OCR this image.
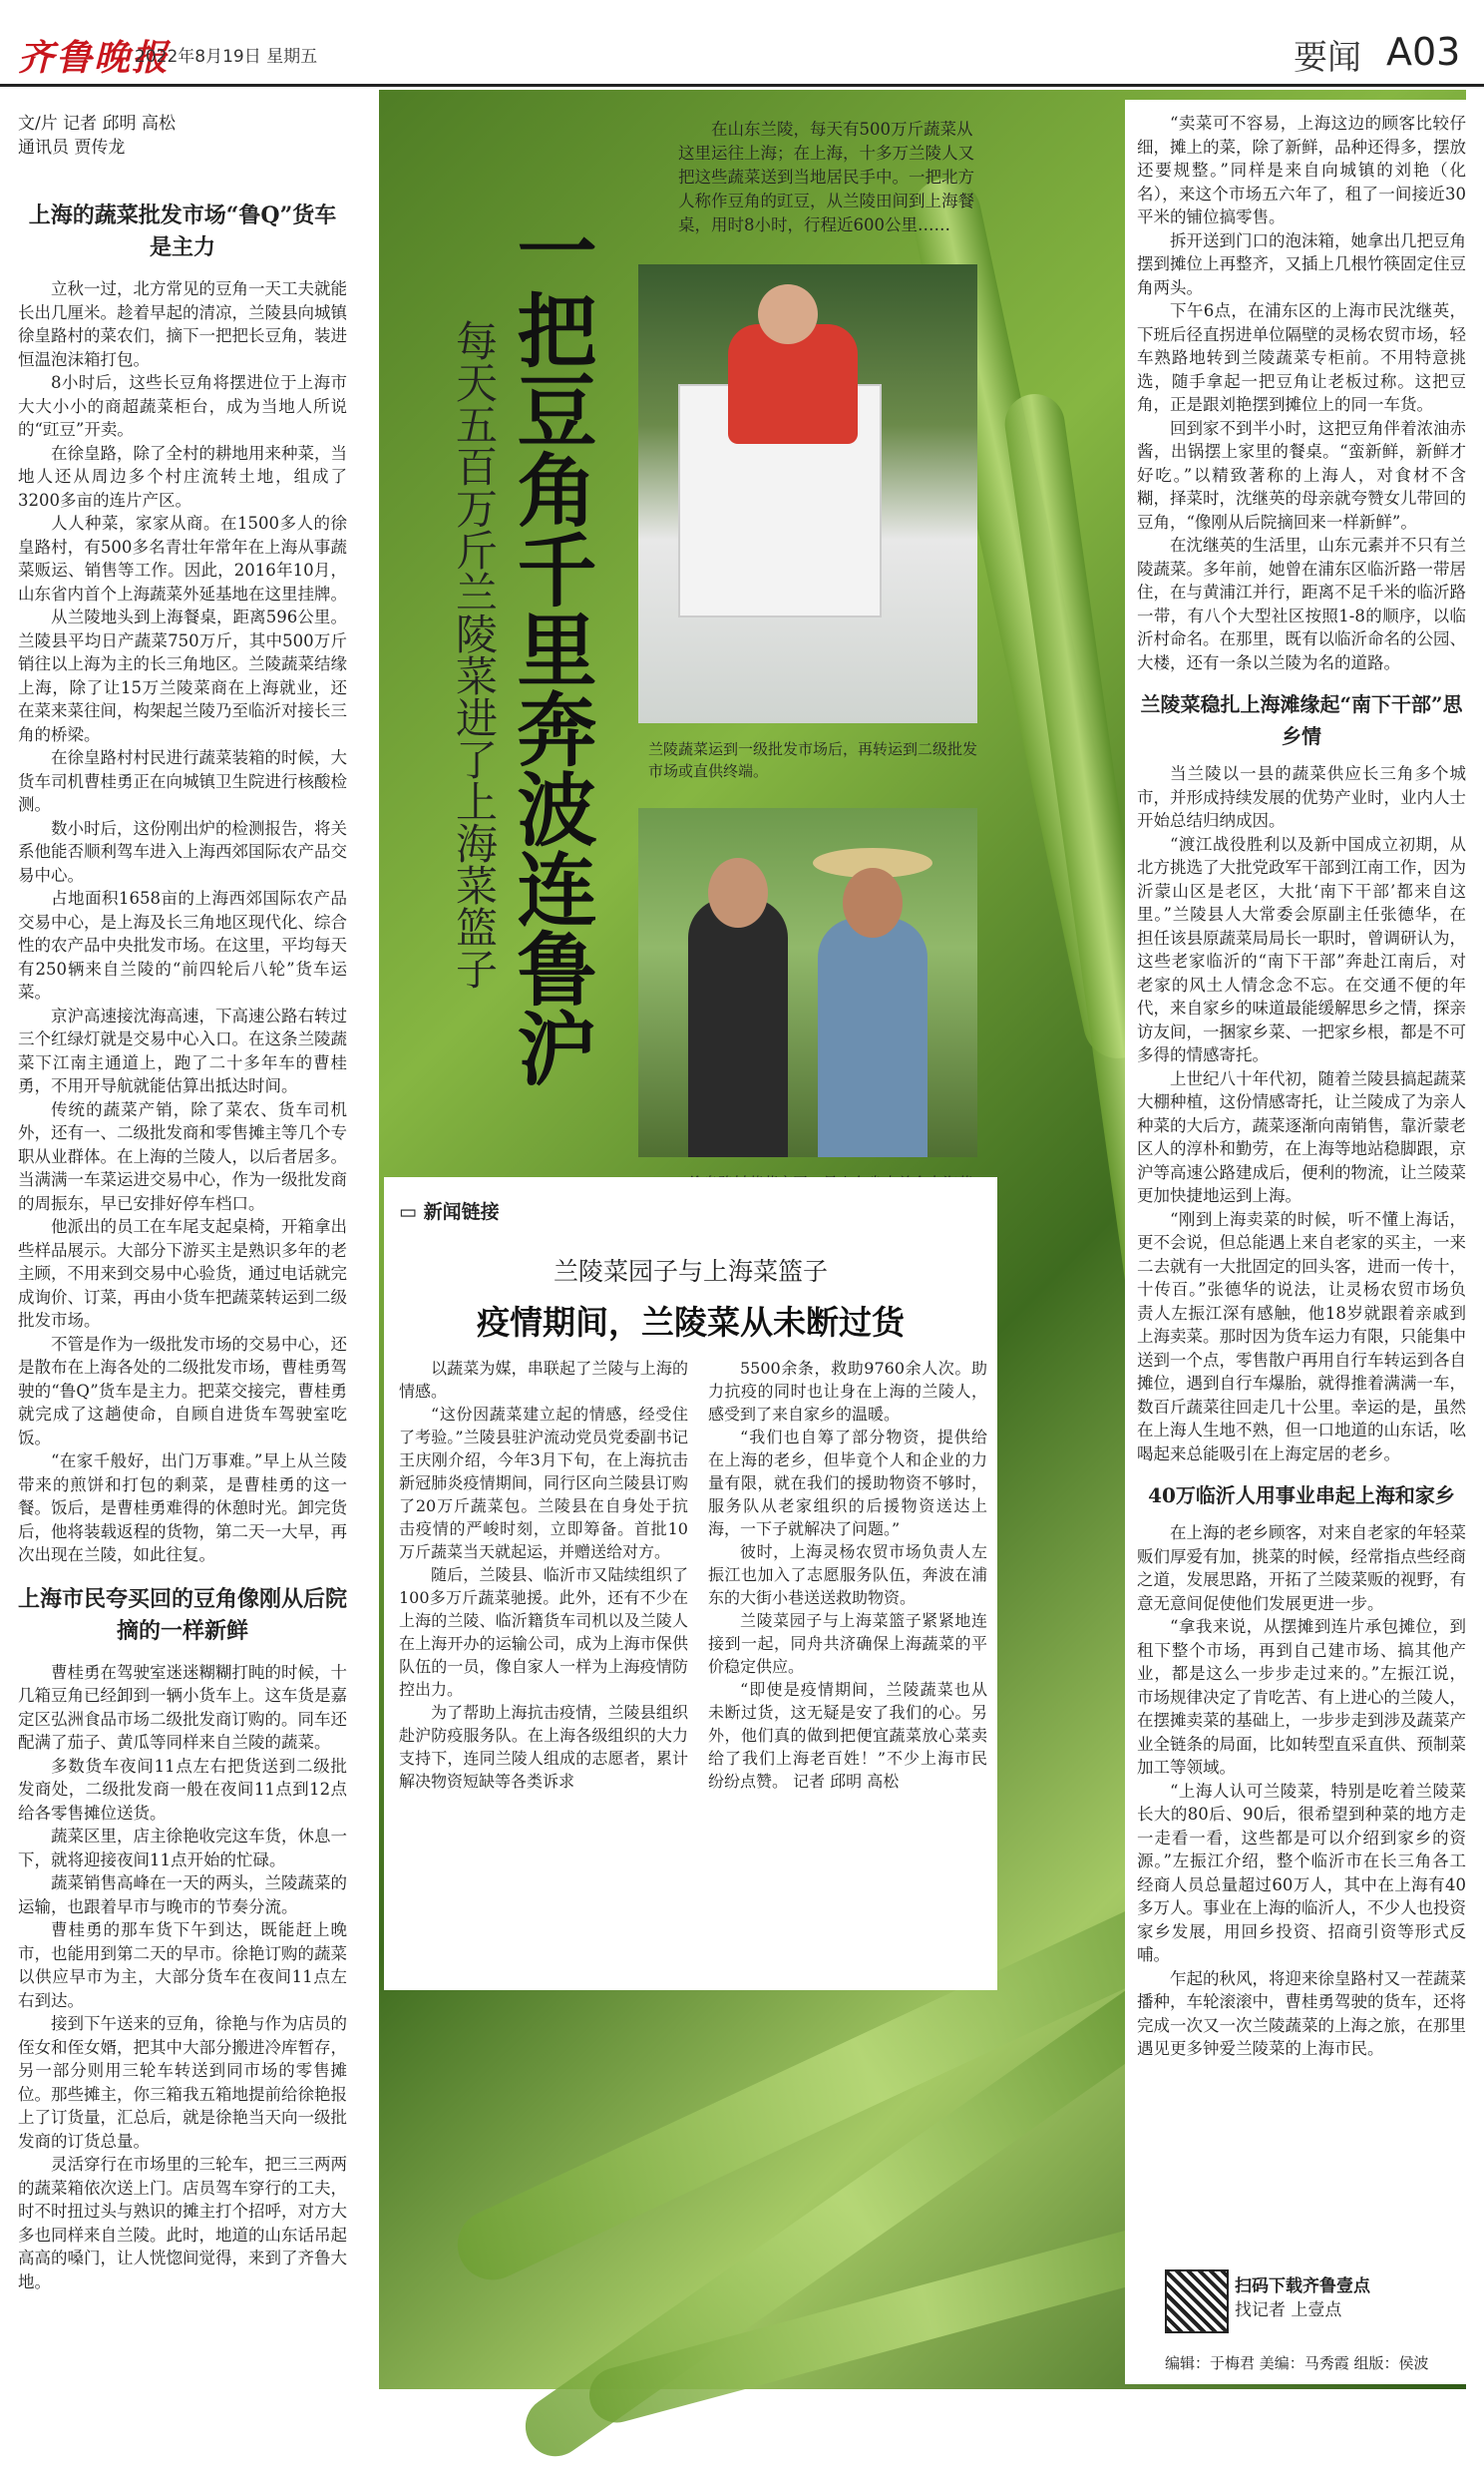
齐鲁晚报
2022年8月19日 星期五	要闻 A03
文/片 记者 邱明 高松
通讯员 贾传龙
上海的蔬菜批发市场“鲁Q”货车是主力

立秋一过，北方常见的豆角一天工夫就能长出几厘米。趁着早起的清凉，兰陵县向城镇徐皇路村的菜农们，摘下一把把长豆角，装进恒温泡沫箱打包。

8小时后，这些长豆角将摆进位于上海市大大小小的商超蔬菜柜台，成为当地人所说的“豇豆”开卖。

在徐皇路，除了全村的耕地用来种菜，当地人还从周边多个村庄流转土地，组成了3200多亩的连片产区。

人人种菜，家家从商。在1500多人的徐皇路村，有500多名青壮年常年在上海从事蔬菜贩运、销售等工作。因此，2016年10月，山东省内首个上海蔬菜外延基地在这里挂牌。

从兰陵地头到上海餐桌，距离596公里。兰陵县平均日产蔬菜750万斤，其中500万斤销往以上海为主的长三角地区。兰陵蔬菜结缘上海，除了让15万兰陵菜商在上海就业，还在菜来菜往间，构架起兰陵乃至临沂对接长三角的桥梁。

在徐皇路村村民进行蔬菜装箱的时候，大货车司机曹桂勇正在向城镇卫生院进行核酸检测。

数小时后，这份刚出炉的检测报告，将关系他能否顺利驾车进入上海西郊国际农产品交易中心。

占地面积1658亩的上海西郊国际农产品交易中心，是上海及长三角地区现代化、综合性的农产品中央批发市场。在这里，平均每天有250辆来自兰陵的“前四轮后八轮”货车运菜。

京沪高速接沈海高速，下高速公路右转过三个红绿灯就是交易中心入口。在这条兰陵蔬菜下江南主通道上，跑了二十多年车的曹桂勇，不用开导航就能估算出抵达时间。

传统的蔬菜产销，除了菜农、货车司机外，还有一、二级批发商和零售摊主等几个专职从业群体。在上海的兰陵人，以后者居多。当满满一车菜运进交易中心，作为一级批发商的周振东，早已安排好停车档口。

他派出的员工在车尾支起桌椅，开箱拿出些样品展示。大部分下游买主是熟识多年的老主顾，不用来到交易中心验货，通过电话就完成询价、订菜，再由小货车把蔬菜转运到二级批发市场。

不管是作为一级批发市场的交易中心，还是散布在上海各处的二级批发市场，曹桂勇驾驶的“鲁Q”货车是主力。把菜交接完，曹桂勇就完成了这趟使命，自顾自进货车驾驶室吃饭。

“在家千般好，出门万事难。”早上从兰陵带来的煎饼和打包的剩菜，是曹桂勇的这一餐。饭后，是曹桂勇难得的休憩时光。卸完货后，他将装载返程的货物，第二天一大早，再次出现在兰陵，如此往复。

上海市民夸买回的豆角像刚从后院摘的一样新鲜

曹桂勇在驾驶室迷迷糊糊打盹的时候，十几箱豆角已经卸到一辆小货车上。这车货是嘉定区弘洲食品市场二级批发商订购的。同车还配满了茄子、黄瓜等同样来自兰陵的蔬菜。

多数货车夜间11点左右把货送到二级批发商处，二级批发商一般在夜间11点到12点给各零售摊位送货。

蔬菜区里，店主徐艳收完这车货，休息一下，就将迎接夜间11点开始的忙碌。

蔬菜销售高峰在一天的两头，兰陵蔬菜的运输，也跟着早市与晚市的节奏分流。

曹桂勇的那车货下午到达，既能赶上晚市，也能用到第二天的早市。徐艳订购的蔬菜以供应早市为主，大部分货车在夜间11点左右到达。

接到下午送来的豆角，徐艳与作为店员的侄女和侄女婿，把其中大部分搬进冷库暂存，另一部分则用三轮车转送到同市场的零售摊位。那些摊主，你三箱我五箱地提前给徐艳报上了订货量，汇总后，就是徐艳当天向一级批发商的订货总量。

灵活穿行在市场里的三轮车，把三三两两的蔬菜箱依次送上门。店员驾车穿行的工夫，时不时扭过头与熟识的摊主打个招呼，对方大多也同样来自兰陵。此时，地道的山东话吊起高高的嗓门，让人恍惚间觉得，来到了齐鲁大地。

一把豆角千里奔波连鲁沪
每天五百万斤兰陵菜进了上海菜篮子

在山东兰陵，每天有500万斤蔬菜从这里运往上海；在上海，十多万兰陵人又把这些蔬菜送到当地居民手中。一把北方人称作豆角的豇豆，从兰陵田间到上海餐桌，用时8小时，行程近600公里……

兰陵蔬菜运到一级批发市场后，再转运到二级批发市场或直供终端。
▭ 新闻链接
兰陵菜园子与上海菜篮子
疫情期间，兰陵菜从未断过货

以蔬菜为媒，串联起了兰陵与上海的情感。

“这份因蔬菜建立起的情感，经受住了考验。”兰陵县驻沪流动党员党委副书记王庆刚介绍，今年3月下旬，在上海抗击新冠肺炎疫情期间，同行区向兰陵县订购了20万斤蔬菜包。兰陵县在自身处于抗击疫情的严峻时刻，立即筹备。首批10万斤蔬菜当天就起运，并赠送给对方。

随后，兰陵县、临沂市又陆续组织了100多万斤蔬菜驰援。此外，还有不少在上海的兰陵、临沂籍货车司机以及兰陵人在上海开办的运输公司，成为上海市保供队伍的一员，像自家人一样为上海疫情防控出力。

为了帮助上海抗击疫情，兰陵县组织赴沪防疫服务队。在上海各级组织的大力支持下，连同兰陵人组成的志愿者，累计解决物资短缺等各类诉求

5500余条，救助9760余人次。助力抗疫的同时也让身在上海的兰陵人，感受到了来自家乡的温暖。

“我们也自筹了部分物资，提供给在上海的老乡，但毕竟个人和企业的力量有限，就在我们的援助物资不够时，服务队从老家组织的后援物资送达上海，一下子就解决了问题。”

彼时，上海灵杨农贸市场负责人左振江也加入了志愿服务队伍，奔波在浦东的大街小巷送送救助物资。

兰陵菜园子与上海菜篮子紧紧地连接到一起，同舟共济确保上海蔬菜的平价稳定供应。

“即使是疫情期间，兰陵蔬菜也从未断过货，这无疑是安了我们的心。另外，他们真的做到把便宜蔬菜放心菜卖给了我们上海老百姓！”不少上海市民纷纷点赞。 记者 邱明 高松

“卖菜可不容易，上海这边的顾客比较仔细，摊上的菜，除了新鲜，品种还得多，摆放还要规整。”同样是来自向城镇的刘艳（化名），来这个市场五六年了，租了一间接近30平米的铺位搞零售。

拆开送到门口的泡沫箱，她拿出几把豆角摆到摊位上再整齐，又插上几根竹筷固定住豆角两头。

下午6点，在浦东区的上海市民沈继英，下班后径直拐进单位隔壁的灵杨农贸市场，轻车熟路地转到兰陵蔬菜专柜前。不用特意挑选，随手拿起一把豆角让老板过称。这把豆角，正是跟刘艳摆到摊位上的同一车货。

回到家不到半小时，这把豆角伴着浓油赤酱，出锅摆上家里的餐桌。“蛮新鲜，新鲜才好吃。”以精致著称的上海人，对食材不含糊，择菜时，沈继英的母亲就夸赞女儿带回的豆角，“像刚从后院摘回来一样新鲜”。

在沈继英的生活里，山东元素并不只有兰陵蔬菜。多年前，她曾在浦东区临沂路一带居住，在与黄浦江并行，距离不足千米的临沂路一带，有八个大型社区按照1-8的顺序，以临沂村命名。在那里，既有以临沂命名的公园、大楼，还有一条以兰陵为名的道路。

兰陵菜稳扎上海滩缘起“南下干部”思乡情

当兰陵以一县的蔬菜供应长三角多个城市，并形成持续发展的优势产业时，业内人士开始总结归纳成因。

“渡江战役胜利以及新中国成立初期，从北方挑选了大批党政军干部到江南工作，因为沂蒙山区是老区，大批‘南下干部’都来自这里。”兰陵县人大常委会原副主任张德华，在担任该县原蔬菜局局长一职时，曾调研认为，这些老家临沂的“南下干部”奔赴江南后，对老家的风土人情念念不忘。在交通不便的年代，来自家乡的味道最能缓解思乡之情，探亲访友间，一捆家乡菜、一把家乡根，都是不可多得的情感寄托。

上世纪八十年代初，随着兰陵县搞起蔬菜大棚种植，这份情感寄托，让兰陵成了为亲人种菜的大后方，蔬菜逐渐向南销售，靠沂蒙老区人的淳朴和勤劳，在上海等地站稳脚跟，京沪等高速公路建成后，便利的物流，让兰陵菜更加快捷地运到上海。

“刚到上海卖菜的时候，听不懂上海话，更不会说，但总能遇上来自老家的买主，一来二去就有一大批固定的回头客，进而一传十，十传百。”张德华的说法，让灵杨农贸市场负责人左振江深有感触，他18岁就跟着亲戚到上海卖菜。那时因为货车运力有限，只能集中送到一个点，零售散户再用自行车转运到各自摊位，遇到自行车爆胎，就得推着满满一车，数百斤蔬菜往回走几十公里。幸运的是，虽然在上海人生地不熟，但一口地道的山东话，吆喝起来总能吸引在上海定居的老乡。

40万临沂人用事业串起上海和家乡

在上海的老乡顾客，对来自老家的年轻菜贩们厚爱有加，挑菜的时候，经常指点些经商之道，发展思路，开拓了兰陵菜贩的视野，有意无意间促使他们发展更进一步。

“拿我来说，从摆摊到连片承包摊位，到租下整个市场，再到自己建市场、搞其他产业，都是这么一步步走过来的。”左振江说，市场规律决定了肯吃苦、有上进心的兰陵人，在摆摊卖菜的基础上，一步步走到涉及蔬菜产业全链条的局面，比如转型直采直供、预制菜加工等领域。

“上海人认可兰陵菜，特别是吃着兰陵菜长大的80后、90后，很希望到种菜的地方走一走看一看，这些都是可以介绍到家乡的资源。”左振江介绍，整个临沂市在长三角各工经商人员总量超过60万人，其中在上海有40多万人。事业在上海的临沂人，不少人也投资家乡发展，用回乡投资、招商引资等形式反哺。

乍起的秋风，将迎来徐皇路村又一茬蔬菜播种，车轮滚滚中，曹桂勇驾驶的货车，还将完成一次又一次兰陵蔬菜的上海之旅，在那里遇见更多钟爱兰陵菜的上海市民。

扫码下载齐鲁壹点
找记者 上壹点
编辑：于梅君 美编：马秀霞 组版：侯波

* * *

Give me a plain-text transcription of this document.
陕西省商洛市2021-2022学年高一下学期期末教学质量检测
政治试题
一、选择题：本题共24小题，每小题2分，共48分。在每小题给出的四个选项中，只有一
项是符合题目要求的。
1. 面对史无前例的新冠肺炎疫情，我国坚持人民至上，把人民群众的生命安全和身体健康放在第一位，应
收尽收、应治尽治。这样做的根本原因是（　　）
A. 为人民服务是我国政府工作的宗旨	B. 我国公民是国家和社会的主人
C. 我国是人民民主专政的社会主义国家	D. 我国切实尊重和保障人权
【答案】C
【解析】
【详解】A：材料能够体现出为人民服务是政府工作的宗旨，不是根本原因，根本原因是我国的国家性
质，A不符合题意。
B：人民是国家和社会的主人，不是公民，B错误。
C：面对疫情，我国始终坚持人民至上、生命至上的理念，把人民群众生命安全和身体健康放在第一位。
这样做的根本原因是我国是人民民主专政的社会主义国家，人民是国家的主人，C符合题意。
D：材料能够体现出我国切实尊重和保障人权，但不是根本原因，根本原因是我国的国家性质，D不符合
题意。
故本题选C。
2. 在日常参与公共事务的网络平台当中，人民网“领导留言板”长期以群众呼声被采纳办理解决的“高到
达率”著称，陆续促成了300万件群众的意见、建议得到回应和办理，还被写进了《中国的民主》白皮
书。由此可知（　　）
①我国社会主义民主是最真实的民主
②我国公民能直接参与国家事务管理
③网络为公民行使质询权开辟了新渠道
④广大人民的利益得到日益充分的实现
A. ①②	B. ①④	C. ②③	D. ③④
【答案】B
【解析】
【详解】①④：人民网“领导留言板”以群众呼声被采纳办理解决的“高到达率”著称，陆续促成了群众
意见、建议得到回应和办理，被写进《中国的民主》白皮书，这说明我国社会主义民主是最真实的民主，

* * *

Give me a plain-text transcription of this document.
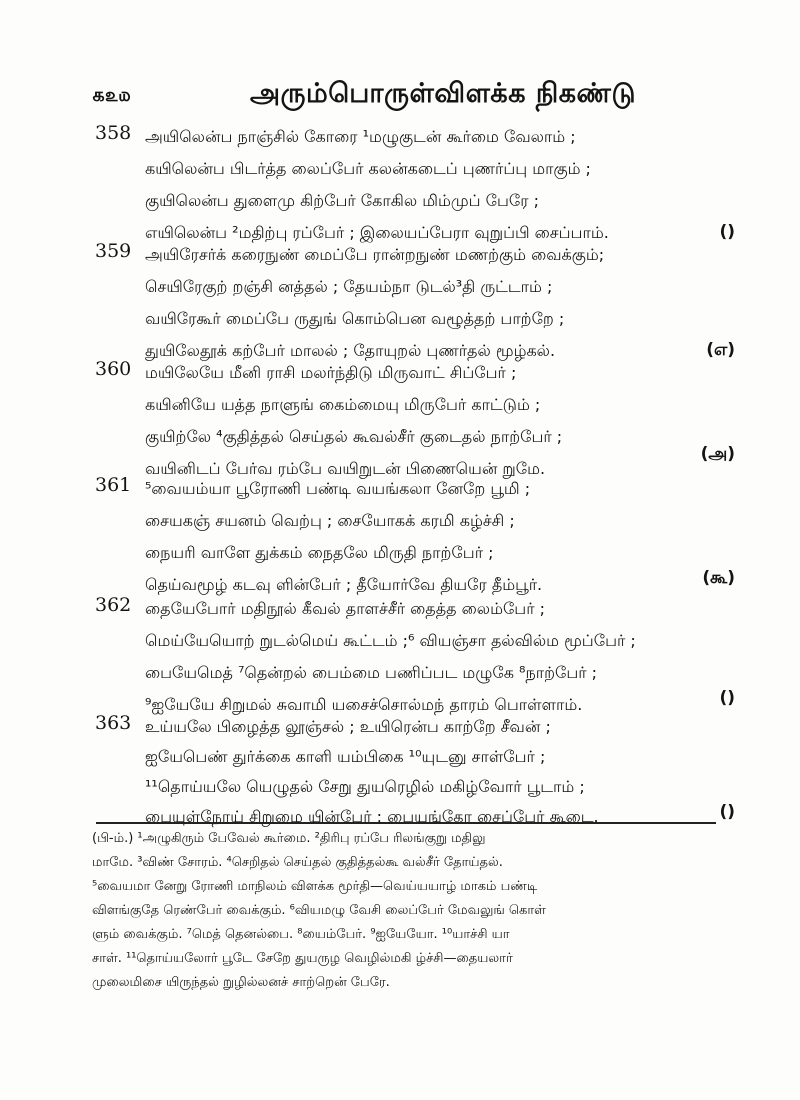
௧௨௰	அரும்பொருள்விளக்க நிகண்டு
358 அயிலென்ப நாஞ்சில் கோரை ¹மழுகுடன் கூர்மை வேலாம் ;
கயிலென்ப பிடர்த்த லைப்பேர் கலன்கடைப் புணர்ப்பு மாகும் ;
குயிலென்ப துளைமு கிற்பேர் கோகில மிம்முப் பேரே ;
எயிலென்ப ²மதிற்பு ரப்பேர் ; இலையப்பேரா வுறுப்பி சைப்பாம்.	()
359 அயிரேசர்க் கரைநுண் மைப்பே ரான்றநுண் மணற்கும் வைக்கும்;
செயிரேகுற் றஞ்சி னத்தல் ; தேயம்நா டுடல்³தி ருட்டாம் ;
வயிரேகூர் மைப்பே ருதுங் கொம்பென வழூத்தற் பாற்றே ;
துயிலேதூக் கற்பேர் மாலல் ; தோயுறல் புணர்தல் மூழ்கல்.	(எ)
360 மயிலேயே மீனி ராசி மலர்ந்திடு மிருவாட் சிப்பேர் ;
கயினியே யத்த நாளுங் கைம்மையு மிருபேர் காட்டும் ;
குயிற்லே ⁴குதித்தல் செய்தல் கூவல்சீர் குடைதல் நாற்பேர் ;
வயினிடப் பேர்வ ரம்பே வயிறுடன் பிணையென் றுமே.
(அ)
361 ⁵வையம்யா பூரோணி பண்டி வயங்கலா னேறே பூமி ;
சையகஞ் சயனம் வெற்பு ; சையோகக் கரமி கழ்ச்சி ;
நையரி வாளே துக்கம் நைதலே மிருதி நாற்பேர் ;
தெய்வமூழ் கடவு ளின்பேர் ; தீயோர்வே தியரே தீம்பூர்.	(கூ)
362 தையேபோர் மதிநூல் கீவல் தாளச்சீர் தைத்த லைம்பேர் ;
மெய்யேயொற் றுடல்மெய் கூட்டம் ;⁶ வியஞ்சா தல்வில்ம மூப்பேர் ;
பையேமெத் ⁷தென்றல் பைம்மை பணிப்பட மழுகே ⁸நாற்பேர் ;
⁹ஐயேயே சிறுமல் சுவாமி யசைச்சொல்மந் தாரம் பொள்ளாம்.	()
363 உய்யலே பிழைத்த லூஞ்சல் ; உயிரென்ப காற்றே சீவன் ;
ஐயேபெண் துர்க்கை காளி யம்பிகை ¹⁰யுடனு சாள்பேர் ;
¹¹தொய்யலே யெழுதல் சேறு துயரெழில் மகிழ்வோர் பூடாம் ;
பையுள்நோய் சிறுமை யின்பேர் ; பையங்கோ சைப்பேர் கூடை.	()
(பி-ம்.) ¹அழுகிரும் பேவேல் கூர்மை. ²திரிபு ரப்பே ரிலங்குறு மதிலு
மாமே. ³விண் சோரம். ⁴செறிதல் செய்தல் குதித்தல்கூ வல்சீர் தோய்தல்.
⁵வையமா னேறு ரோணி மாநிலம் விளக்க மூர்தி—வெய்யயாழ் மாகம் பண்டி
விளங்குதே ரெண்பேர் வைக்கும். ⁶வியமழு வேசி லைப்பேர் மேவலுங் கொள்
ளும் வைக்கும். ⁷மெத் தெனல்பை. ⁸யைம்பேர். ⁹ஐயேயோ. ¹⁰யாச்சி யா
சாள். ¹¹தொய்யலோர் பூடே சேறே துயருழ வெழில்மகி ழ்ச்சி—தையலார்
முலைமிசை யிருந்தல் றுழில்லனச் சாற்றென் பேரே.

▶ TASK OBJECTIVE
Find how many lines in the records contain the string "货车是主力", then give the number alone.

▶ FULL SOLUTION
2